Figure record extracts
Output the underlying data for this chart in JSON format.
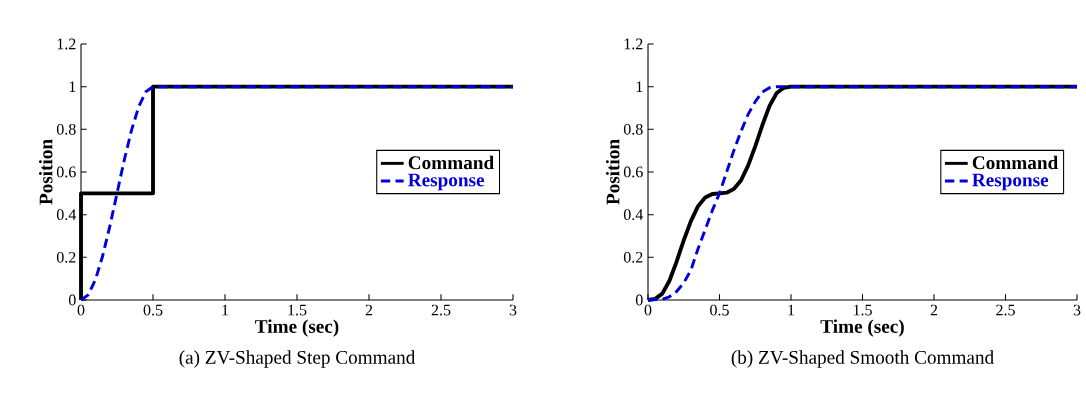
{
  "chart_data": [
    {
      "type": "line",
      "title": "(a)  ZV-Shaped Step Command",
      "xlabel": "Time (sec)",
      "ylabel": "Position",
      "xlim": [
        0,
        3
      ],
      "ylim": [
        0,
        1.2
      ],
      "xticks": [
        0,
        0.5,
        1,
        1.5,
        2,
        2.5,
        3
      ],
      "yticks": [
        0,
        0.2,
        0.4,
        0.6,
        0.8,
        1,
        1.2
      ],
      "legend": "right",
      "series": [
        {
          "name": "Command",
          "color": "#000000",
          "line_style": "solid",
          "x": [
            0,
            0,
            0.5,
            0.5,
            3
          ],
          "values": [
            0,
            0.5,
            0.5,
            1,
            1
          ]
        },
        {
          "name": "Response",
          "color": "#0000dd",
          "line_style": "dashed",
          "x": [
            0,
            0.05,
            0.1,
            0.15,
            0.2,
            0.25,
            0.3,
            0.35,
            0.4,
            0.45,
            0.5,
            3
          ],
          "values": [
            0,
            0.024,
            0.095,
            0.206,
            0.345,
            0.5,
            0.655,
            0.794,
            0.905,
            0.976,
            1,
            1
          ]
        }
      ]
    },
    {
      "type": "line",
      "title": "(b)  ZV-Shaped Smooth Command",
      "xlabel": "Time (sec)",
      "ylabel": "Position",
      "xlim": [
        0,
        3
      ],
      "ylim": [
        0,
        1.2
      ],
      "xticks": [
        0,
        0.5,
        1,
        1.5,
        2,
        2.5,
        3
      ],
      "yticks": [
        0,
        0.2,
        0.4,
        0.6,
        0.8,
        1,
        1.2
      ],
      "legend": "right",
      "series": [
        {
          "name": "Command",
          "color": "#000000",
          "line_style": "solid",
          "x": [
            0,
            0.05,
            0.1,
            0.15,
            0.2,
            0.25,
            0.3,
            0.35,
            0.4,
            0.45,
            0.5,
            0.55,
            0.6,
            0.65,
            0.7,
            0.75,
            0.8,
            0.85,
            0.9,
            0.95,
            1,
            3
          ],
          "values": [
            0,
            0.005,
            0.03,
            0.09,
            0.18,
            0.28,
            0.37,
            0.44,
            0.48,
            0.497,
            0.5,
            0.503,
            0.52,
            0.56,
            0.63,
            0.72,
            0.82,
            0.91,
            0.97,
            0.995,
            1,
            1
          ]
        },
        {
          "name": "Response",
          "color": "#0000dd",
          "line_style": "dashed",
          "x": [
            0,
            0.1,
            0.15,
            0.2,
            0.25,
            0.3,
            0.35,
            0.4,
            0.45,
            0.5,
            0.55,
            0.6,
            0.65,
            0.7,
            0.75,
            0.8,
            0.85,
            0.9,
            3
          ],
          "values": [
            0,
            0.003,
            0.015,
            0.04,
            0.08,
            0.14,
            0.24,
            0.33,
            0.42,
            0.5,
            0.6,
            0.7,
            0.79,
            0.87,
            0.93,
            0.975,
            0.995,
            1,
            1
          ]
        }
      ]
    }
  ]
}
==
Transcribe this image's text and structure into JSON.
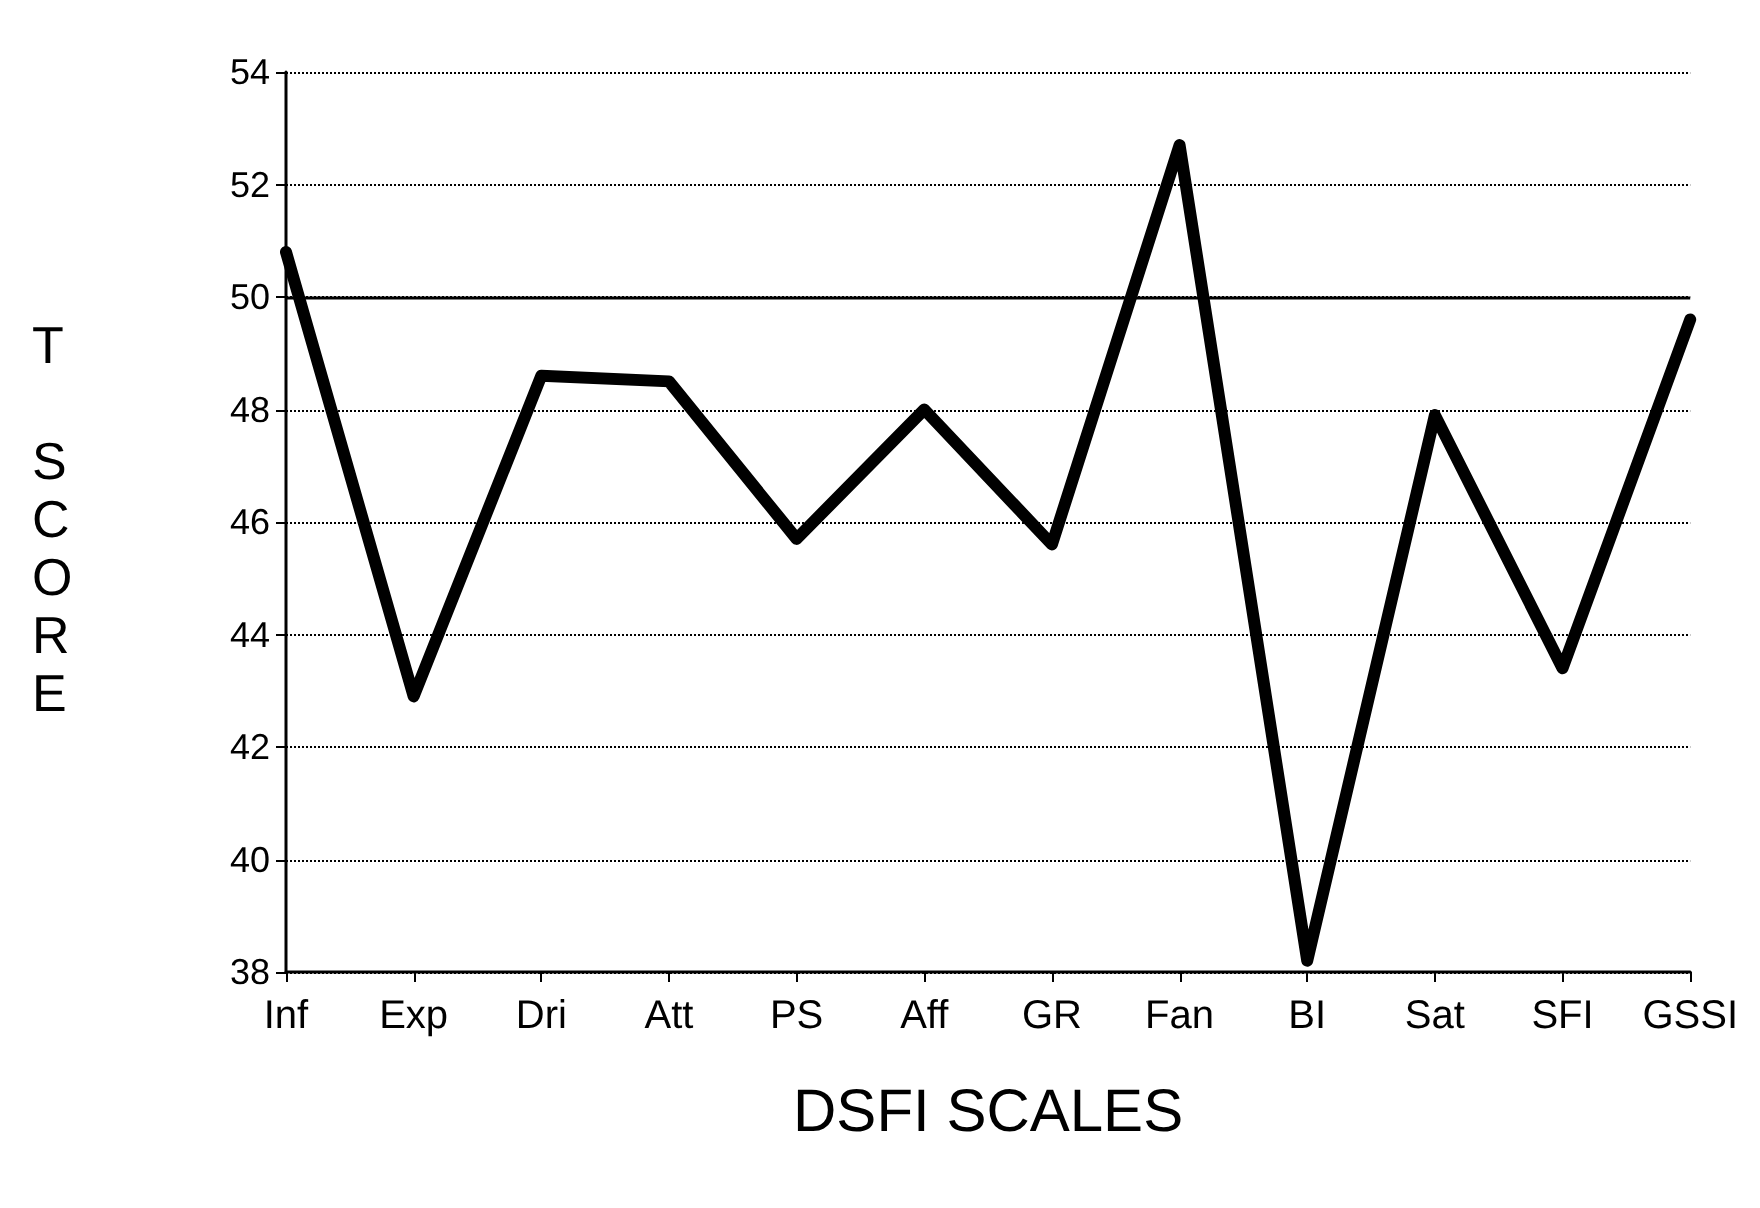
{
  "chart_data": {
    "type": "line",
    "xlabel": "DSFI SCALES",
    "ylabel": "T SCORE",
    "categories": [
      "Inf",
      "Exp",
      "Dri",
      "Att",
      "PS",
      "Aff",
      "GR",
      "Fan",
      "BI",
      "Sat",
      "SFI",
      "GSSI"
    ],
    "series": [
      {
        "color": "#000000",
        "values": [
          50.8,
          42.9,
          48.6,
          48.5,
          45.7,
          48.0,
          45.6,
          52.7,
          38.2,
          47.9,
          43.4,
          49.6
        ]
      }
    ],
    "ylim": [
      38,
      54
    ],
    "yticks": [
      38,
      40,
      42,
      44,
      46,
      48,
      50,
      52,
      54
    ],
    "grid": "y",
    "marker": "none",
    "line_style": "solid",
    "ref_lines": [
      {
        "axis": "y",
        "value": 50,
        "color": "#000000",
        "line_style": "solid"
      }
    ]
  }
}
--
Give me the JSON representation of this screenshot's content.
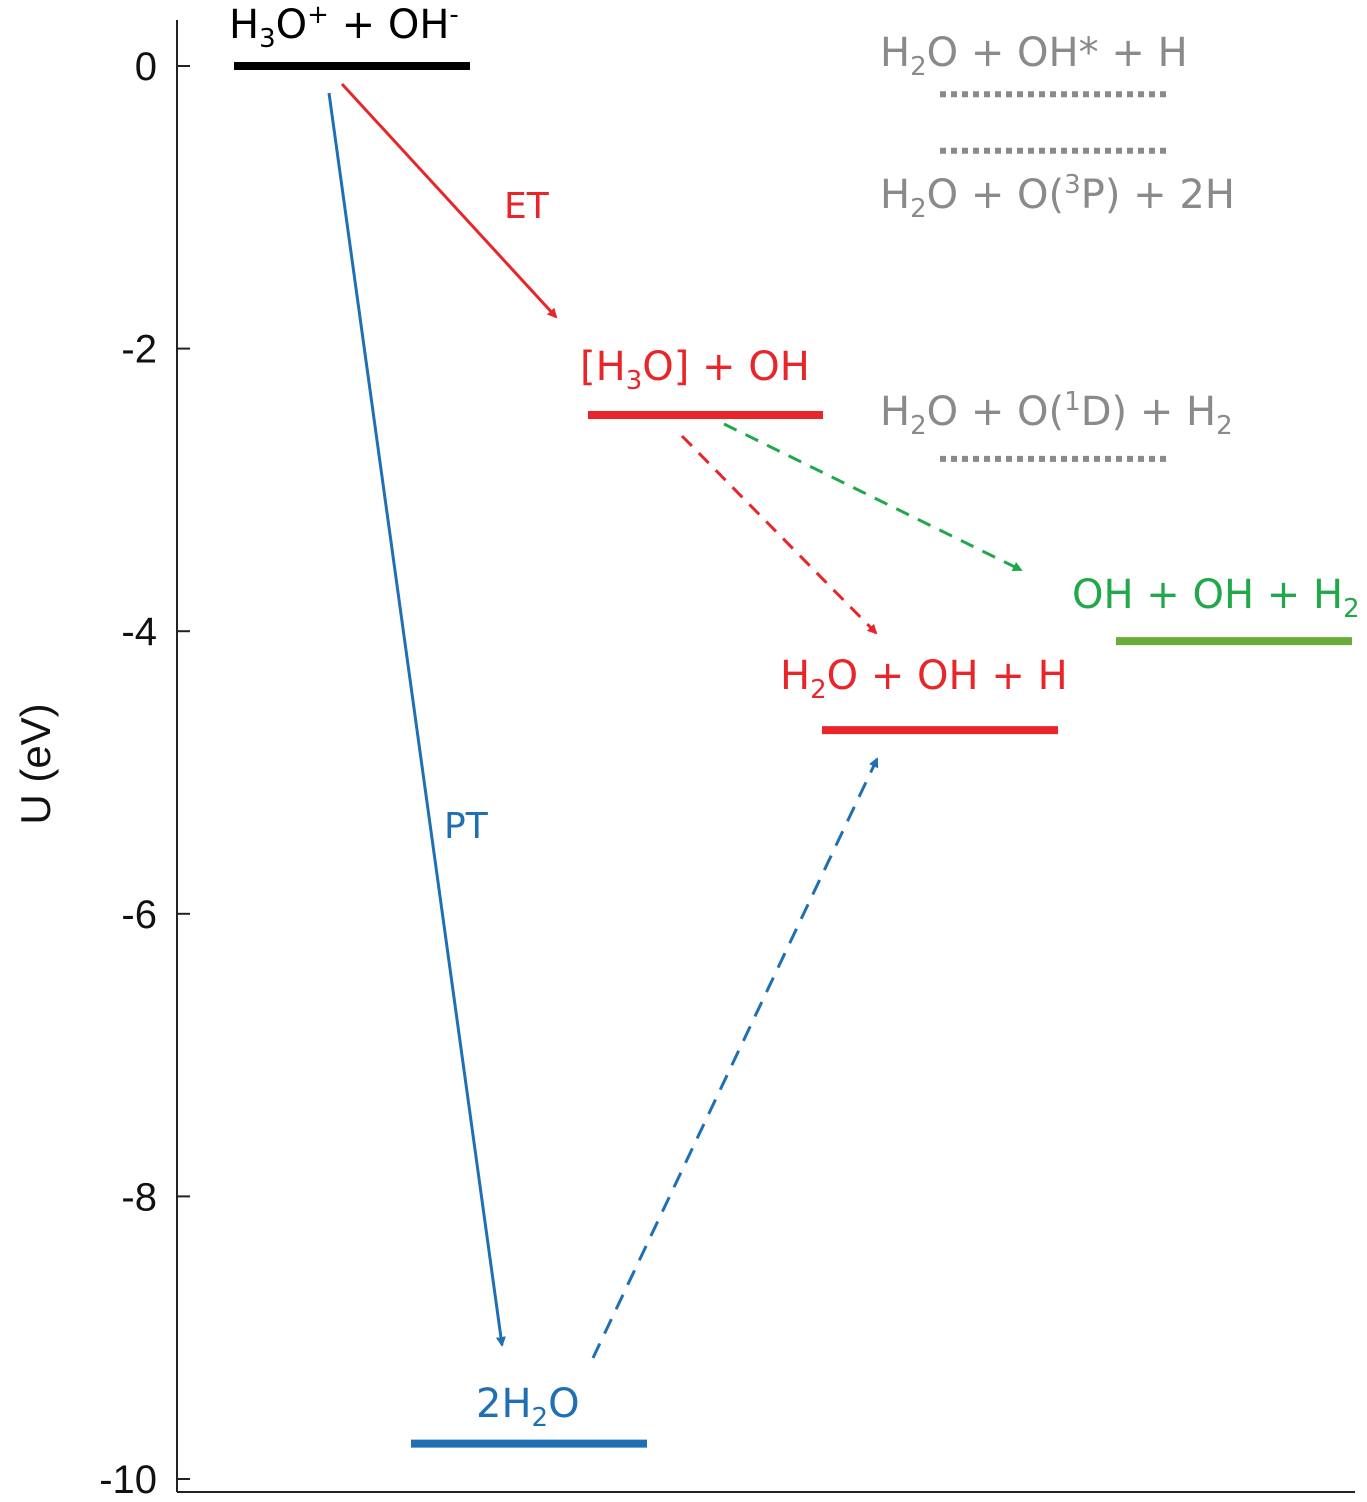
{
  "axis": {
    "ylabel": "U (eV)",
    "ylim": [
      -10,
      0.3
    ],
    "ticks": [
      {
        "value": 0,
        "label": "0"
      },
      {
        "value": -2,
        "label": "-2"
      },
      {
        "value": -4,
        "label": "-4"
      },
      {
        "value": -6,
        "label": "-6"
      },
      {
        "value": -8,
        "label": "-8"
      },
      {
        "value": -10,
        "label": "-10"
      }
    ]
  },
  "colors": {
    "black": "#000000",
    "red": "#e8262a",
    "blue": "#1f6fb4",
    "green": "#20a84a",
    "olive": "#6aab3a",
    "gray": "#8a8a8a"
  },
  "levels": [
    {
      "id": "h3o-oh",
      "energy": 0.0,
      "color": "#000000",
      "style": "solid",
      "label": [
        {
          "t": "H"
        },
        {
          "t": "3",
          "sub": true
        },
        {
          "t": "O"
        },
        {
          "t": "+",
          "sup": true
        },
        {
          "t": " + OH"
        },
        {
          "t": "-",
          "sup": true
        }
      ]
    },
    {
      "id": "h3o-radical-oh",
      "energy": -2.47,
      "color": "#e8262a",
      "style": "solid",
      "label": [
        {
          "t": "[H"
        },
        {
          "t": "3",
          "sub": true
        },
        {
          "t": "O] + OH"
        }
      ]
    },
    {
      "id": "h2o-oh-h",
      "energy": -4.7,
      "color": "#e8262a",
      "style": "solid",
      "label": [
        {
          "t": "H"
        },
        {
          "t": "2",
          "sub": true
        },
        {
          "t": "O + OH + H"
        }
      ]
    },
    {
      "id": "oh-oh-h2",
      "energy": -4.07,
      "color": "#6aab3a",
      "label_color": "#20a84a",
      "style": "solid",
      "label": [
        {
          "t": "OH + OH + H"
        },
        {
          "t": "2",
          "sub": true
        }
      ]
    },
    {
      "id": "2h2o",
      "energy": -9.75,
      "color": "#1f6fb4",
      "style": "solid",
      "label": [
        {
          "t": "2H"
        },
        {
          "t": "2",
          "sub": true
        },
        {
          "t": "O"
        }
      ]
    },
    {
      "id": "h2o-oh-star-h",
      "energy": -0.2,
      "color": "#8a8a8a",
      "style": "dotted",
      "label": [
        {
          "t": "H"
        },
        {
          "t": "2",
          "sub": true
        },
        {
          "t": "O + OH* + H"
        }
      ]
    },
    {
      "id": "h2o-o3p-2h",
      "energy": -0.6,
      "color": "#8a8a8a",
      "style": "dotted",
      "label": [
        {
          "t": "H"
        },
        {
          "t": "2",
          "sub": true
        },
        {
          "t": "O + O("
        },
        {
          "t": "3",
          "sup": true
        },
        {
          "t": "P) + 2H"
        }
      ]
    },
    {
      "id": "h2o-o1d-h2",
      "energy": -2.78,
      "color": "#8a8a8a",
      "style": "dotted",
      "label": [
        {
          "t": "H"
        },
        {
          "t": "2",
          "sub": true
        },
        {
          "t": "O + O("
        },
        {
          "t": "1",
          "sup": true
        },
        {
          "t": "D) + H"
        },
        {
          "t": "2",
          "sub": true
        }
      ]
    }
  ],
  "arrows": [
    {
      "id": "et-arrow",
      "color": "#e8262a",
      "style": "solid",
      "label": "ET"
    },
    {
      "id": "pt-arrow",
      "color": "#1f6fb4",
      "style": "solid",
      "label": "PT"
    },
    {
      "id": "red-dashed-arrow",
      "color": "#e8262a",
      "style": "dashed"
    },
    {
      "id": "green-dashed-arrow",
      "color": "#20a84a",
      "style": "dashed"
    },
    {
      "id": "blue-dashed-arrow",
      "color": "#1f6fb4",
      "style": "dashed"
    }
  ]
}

• What to do: Of the lines in the data, how many contain the word "Command"? Provide the number and nothing further.

• Response to the exercise: 4